Stored entries:
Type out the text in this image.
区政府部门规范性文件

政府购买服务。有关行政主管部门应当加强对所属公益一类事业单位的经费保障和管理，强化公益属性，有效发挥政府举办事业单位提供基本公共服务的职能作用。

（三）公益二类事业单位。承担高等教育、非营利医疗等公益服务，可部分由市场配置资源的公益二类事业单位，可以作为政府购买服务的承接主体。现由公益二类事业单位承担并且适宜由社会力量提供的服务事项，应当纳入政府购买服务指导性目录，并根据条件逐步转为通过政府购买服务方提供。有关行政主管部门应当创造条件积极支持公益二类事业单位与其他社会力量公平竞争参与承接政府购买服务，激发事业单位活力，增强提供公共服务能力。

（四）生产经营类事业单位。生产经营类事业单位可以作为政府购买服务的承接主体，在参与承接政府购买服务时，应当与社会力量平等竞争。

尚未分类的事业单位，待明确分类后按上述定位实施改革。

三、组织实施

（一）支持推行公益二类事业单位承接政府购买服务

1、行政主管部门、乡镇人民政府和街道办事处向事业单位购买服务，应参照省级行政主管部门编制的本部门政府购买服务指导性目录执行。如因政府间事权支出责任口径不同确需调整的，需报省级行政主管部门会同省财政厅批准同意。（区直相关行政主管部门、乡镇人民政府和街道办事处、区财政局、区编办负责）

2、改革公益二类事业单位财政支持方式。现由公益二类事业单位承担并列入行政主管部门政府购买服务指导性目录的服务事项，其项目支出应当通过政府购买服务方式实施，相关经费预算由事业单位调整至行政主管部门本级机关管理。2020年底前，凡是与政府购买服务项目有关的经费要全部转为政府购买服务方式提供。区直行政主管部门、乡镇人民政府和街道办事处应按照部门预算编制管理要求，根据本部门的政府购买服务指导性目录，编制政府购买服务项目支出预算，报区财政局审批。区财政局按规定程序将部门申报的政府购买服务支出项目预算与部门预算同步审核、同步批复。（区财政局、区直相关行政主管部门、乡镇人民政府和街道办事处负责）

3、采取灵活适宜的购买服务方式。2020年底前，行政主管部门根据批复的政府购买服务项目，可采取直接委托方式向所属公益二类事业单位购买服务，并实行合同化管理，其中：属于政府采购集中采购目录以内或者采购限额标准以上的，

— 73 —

**THE EXERCISE**
Output each entry precisely as given.

**RESULT OF THIS EXERCISE**
Type out the text in this image.
区政府部门规范性文件

政府购买服务。有关行政主管部门应当加强对所属公益一类事业单位的经费保障和管理，强化公益属性，有效发挥政府举办事业单位提供基本公共服务的职能作用。

（三）公益二类事业单位。承担高等教育、非营利医疗等公益服务，可部分由市场配置资源的公益二类事业单位，可以作为政府购买服务的承接主体。现由公益二类事业单位承担并且适宜由社会力量提供的服务事项，应当纳入政府购买服务指导性目录，并根据条件逐步转为通过政府购买服务方提供。有关行政主管部门应当创造条件积极支持公益二类事业单位与其他社会力量公平竞争参与承接政府购买服务，激发事业单位活力，增强提供公共服务能力。

（四）生产经营类事业单位。生产经营类事业单位可以作为政府购买服务的承接主体，在参与承接政府购买服务时，应当与社会力量平等竞争。

尚未分类的事业单位，待明确分类后按上述定位实施改革。

三、组织实施

（一）支持推行公益二类事业单位承接政府购买服务

1、行政主管部门、乡镇人民政府和街道办事处向事业单位购买服务，应参照省级行政主管部门编制的本部门政府购买服务指导性目录执行。如因政府间事权支出责任口径不同确需调整的，需报省级行政主管部门会同省财政厅批准同意。（区直相关行政主管部门、乡镇人民政府和街道办事处、区财政局、区编办负责）

2、改革公益二类事业单位财政支持方式。现由公益二类事业单位承担并列入行政主管部门政府购买服务指导性目录的服务事项，其项目支出应当通过政府购买服务方式实施，相关经费预算由事业单位调整至行政主管部门本级机关管理。2020年底前，凡是与政府购买服务项目有关的经费要全部转为政府购买服务方式提供。区直行政主管部门、乡镇人民政府和街道办事处应按照部门预算编制管理要求，根据本部门的政府购买服务指导性目录，编制政府购买服务项目支出预算，报区财政局审批。区财政局按规定程序将部门申报的政府购买服务支出项目预算与部门预算同步审核、同步批复。（区财政局、区直相关行政主管部门、乡镇人民政府和街道办事处负责）

3、采取灵活适宜的购买服务方式。2020年底前，行政主管部门根据批复的政府购买服务项目，可采取直接委托方式向所属公益二类事业单位购买服务，并实行合同化管理，其中：属于政府采购集中采购目录以内或者采购限额标准以上的，

— 73 —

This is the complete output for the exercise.